Task brief - Restate each line of the listing exactly, without carrying over any pictures.
#####
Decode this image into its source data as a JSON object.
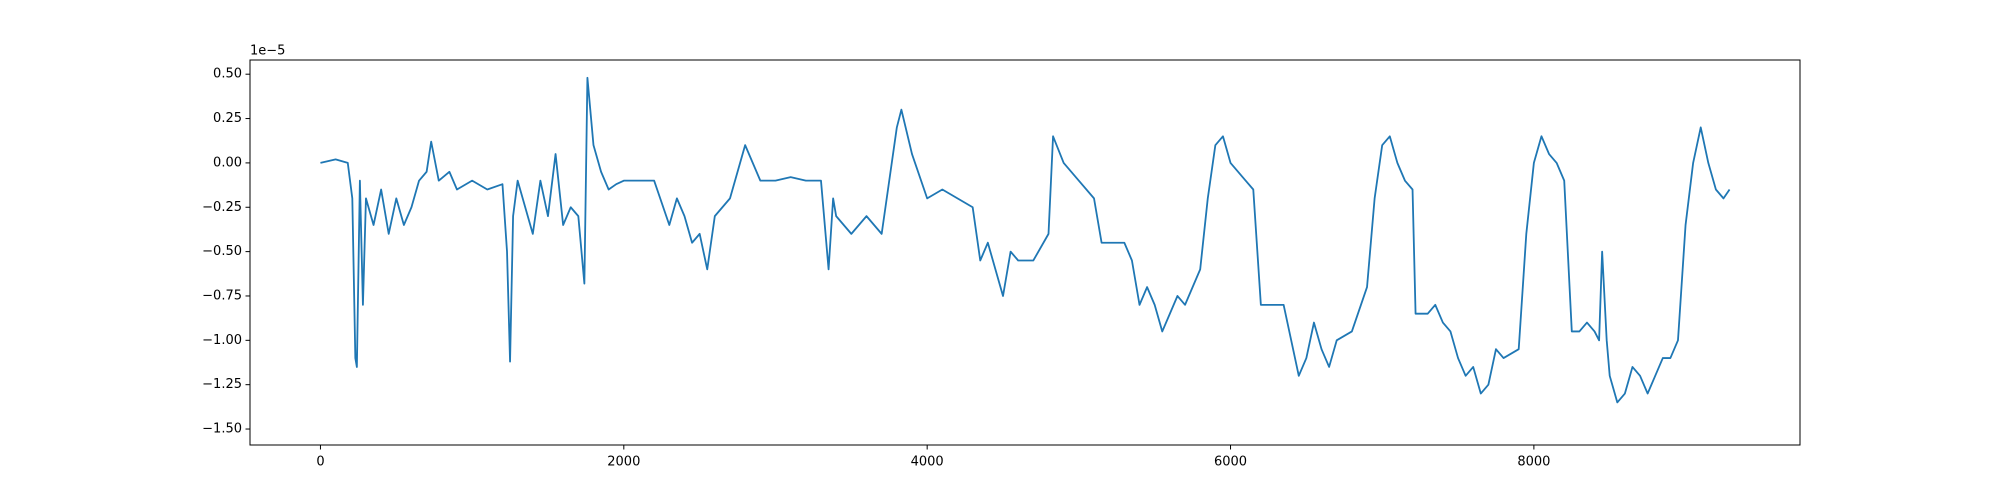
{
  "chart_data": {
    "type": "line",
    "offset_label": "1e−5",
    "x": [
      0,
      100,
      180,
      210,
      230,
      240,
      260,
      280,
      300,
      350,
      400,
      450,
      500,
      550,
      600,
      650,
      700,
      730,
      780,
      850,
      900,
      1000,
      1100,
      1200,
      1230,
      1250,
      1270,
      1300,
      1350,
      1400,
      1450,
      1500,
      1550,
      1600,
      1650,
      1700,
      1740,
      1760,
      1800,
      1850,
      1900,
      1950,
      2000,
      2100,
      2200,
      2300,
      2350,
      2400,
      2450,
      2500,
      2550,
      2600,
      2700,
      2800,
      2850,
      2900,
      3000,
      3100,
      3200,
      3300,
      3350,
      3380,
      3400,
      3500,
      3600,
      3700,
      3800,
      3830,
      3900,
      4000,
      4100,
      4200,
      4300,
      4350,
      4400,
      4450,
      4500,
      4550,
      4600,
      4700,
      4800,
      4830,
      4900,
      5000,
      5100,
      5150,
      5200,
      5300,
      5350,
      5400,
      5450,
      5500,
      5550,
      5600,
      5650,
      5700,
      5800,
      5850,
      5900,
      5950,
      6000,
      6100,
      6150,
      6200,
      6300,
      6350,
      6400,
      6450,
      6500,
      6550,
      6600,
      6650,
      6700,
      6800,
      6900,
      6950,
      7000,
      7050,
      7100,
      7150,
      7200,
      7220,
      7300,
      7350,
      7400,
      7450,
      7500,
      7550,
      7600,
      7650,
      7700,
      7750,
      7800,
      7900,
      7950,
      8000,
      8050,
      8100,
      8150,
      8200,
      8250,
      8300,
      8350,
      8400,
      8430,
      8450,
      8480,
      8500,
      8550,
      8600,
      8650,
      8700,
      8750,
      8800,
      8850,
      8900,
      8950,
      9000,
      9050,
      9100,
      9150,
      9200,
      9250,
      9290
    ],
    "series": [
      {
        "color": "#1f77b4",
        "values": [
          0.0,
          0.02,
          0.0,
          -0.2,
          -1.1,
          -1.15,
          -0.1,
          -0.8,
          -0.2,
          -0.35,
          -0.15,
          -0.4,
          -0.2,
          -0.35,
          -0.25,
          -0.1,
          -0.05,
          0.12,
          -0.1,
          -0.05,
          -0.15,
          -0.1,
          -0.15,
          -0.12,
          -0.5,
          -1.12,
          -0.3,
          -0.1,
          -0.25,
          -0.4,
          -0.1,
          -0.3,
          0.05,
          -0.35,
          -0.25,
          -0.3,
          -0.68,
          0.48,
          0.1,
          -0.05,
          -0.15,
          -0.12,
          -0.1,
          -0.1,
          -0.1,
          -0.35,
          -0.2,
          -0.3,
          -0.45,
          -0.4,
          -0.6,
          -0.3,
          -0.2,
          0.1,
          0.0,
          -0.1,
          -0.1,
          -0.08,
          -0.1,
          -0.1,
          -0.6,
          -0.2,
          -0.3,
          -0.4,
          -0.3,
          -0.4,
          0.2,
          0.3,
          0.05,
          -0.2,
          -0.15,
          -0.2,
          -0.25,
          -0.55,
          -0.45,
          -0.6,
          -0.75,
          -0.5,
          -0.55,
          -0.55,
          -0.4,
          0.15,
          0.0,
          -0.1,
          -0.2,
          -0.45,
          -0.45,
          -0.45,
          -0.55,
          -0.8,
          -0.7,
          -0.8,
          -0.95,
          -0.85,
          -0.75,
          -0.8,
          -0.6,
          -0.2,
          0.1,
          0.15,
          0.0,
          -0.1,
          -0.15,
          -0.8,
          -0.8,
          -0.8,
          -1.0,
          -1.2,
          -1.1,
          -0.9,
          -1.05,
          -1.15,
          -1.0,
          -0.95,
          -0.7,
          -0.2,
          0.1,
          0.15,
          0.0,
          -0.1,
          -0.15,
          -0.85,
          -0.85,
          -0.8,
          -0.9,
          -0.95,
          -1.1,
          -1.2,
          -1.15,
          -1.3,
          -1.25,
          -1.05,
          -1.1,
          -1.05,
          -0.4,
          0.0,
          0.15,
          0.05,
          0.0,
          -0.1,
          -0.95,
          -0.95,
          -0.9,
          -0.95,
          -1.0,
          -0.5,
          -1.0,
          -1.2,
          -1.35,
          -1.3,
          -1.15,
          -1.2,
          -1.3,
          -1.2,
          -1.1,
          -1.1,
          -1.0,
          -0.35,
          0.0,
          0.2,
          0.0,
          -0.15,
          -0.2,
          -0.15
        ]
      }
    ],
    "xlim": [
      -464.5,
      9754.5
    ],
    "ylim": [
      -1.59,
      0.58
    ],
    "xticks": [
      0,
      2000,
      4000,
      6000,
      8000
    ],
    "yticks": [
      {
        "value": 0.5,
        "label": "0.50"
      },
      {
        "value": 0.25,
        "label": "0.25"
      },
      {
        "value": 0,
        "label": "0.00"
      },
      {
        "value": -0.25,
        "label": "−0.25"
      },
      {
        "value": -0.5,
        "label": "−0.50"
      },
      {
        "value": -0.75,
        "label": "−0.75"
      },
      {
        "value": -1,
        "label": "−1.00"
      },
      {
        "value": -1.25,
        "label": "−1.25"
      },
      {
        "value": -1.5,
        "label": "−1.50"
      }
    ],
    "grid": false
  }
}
#####
Correct answer -
Decode this image into its source data as a JSON object.
{
  "chart_data": {
    "type": "line",
    "offset_label": "1e−5",
    "x": [
      0,
      100,
      180,
      210,
      230,
      240,
      260,
      280,
      300,
      350,
      400,
      450,
      500,
      550,
      600,
      650,
      700,
      730,
      780,
      850,
      900,
      1000,
      1100,
      1200,
      1230,
      1250,
      1270,
      1300,
      1350,
      1400,
      1450,
      1500,
      1550,
      1600,
      1650,
      1700,
      1740,
      1760,
      1800,
      1850,
      1900,
      1950,
      2000,
      2100,
      2200,
      2300,
      2350,
      2400,
      2450,
      2500,
      2550,
      2600,
      2700,
      2800,
      2850,
      2900,
      3000,
      3100,
      3200,
      3300,
      3350,
      3380,
      3400,
      3500,
      3600,
      3700,
      3800,
      3830,
      3900,
      4000,
      4100,
      4200,
      4300,
      4350,
      4400,
      4450,
      4500,
      4550,
      4600,
      4700,
      4800,
      4830,
      4900,
      5000,
      5100,
      5150,
      5200,
      5300,
      5350,
      5400,
      5450,
      5500,
      5550,
      5600,
      5650,
      5700,
      5800,
      5850,
      5900,
      5950,
      6000,
      6100,
      6150,
      6200,
      6300,
      6350,
      6400,
      6450,
      6500,
      6550,
      6600,
      6650,
      6700,
      6800,
      6900,
      6950,
      7000,
      7050,
      7100,
      7150,
      7200,
      7220,
      7300,
      7350,
      7400,
      7450,
      7500,
      7550,
      7600,
      7650,
      7700,
      7750,
      7800,
      7900,
      7950,
      8000,
      8050,
      8100,
      8150,
      8200,
      8250,
      8300,
      8350,
      8400,
      8430,
      8450,
      8480,
      8500,
      8550,
      8600,
      8650,
      8700,
      8750,
      8800,
      8850,
      8900,
      8950,
      9000,
      9050,
      9100,
      9150,
      9200,
      9250,
      9290
    ],
    "series": [
      {
        "color": "#1f77b4",
        "values": [
          0.0,
          0.02,
          0.0,
          -0.2,
          -1.1,
          -1.15,
          -0.1,
          -0.8,
          -0.2,
          -0.35,
          -0.15,
          -0.4,
          -0.2,
          -0.35,
          -0.25,
          -0.1,
          -0.05,
          0.12,
          -0.1,
          -0.05,
          -0.15,
          -0.1,
          -0.15,
          -0.12,
          -0.5,
          -1.12,
          -0.3,
          -0.1,
          -0.25,
          -0.4,
          -0.1,
          -0.3,
          0.05,
          -0.35,
          -0.25,
          -0.3,
          -0.68,
          0.48,
          0.1,
          -0.05,
          -0.15,
          -0.12,
          -0.1,
          -0.1,
          -0.1,
          -0.35,
          -0.2,
          -0.3,
          -0.45,
          -0.4,
          -0.6,
          -0.3,
          -0.2,
          0.1,
          0.0,
          -0.1,
          -0.1,
          -0.08,
          -0.1,
          -0.1,
          -0.6,
          -0.2,
          -0.3,
          -0.4,
          -0.3,
          -0.4,
          0.2,
          0.3,
          0.05,
          -0.2,
          -0.15,
          -0.2,
          -0.25,
          -0.55,
          -0.45,
          -0.6,
          -0.75,
          -0.5,
          -0.55,
          -0.55,
          -0.4,
          0.15,
          0.0,
          -0.1,
          -0.2,
          -0.45,
          -0.45,
          -0.45,
          -0.55,
          -0.8,
          -0.7,
          -0.8,
          -0.95,
          -0.85,
          -0.75,
          -0.8,
          -0.6,
          -0.2,
          0.1,
          0.15,
          0.0,
          -0.1,
          -0.15,
          -0.8,
          -0.8,
          -0.8,
          -1.0,
          -1.2,
          -1.1,
          -0.9,
          -1.05,
          -1.15,
          -1.0,
          -0.95,
          -0.7,
          -0.2,
          0.1,
          0.15,
          0.0,
          -0.1,
          -0.15,
          -0.85,
          -0.85,
          -0.8,
          -0.9,
          -0.95,
          -1.1,
          -1.2,
          -1.15,
          -1.3,
          -1.25,
          -1.05,
          -1.1,
          -1.05,
          -0.4,
          0.0,
          0.15,
          0.05,
          0.0,
          -0.1,
          -0.95,
          -0.95,
          -0.9,
          -0.95,
          -1.0,
          -0.5,
          -1.0,
          -1.2,
          -1.35,
          -1.3,
          -1.15,
          -1.2,
          -1.3,
          -1.2,
          -1.1,
          -1.1,
          -1.0,
          -0.35,
          0.0,
          0.2,
          0.0,
          -0.15,
          -0.2,
          -0.15
        ]
      }
    ],
    "xlim": [
      -464.5,
      9754.5
    ],
    "ylim": [
      -1.59,
      0.58
    ],
    "xticks": [
      0,
      2000,
      4000,
      6000,
      8000
    ],
    "yticks": [
      {
        "value": 0.5,
        "label": "0.50"
      },
      {
        "value": 0.25,
        "label": "0.25"
      },
      {
        "value": 0,
        "label": "0.00"
      },
      {
        "value": -0.25,
        "label": "−0.25"
      },
      {
        "value": -0.5,
        "label": "−0.50"
      },
      {
        "value": -0.75,
        "label": "−0.75"
      },
      {
        "value": -1,
        "label": "−1.00"
      },
      {
        "value": -1.25,
        "label": "−1.25"
      },
      {
        "value": -1.5,
        "label": "−1.50"
      }
    ],
    "grid": false
  }
}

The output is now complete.